-- BEGIN Input material --
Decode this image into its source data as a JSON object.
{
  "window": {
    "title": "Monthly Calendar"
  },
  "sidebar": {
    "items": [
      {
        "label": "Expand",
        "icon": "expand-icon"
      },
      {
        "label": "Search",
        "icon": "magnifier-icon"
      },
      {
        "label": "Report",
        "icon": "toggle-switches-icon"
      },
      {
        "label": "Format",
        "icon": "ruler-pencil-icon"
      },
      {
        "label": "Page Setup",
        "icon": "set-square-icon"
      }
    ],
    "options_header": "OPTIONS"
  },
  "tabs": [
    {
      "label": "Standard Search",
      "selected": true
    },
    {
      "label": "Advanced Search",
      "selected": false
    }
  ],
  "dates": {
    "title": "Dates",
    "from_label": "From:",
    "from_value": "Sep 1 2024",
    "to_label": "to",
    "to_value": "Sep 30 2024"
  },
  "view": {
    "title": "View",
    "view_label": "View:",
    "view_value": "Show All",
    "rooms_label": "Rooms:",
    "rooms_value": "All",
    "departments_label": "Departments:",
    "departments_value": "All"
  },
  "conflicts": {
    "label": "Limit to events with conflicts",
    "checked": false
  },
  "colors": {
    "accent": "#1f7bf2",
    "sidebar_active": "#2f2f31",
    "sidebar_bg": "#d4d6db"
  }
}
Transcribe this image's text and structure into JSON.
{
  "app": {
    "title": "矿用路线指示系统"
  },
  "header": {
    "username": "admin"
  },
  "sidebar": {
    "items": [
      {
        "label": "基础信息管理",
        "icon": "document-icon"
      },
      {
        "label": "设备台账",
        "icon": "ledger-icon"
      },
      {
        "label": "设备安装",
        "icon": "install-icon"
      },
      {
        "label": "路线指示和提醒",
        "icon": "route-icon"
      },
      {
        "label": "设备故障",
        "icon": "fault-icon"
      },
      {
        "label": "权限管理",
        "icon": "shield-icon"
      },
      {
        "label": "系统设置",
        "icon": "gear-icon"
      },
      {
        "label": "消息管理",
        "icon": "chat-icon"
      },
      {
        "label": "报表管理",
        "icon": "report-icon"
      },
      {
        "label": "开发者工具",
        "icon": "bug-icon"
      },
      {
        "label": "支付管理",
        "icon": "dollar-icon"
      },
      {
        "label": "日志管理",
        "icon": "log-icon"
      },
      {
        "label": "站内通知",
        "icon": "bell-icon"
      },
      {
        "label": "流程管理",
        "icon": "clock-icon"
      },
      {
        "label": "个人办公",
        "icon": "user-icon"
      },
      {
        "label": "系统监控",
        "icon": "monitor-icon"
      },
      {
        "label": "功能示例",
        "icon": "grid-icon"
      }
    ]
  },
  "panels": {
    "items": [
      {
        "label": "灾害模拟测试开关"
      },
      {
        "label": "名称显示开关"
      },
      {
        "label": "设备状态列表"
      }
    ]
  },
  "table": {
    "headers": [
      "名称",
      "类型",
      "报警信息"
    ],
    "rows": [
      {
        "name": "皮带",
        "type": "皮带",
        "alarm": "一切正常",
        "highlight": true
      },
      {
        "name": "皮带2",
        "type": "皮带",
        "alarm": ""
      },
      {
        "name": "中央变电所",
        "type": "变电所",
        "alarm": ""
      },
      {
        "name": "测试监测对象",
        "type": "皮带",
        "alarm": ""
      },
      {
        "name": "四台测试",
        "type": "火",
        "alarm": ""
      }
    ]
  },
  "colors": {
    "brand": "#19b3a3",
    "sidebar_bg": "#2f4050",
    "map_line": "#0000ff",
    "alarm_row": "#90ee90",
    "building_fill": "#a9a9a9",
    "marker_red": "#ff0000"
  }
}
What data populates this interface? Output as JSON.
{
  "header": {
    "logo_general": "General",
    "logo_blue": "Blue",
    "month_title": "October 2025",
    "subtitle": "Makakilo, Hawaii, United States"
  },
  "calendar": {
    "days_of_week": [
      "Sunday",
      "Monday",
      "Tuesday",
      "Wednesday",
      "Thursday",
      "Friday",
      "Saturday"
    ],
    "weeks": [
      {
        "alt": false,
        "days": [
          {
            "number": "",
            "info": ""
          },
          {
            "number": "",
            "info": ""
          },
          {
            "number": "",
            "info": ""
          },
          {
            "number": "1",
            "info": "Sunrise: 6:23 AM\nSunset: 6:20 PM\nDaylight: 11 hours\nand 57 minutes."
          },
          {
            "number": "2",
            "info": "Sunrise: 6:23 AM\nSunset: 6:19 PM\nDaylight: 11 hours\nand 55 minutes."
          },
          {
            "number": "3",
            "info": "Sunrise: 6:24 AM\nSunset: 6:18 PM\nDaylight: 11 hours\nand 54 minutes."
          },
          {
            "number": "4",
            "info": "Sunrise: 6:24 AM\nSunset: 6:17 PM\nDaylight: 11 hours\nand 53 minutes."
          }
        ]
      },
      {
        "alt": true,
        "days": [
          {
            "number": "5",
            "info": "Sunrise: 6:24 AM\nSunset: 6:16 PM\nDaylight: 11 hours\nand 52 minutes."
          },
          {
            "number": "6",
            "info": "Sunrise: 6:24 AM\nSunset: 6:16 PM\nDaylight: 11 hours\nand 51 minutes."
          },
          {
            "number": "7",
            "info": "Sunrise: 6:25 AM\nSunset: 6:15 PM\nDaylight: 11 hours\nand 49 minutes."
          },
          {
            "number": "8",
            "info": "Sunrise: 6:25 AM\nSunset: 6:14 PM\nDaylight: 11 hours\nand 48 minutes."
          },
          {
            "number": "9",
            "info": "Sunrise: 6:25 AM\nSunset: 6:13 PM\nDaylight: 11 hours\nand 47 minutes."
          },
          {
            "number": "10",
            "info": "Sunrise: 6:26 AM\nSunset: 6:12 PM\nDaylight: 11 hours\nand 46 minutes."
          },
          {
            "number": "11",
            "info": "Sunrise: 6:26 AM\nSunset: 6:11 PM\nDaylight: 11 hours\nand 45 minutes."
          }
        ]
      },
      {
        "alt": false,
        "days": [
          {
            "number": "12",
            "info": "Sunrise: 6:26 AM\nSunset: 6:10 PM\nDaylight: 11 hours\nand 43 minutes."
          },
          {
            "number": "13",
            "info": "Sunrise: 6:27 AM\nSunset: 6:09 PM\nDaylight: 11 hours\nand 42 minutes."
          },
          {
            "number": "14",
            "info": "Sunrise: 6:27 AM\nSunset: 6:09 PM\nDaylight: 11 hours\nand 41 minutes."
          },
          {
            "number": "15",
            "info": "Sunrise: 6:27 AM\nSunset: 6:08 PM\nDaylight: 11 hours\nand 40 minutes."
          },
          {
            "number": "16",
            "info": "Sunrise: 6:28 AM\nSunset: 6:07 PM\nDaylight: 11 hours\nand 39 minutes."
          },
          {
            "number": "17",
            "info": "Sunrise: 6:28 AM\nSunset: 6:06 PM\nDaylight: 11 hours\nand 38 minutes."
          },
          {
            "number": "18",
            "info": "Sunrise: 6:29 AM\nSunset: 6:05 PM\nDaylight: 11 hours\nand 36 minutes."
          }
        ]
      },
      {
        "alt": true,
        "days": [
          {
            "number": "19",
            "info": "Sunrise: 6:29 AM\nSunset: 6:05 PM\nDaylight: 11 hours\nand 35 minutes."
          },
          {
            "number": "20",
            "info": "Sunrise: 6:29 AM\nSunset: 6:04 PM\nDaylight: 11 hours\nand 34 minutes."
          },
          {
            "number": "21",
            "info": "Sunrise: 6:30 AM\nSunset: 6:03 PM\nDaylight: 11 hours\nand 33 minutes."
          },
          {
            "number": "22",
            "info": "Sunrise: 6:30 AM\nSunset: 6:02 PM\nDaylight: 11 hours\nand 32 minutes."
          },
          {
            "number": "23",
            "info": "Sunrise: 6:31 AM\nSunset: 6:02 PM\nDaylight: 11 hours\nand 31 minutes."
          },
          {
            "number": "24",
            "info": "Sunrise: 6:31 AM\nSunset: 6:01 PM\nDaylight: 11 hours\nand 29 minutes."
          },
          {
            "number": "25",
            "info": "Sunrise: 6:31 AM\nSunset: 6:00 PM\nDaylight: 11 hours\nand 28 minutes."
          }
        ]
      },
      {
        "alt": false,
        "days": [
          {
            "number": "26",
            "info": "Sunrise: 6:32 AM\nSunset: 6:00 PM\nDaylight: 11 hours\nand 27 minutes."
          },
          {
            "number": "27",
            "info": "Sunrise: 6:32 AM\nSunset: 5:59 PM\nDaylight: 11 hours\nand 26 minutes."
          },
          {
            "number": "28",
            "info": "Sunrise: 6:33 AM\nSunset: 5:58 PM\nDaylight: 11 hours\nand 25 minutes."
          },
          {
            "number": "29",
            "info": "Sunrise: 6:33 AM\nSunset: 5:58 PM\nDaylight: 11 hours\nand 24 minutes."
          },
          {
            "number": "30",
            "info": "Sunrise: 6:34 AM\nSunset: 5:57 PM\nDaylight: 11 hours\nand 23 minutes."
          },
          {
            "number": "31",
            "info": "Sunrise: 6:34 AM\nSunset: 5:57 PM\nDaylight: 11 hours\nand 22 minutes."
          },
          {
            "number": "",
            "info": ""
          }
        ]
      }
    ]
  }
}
-- END Input material --
● **Written exercise**:
For each line of the entries that includes "true", show that line.

● **Worked solution**:
      "selected": true
        "highlight": true
        "alt": true,
        "alt": true,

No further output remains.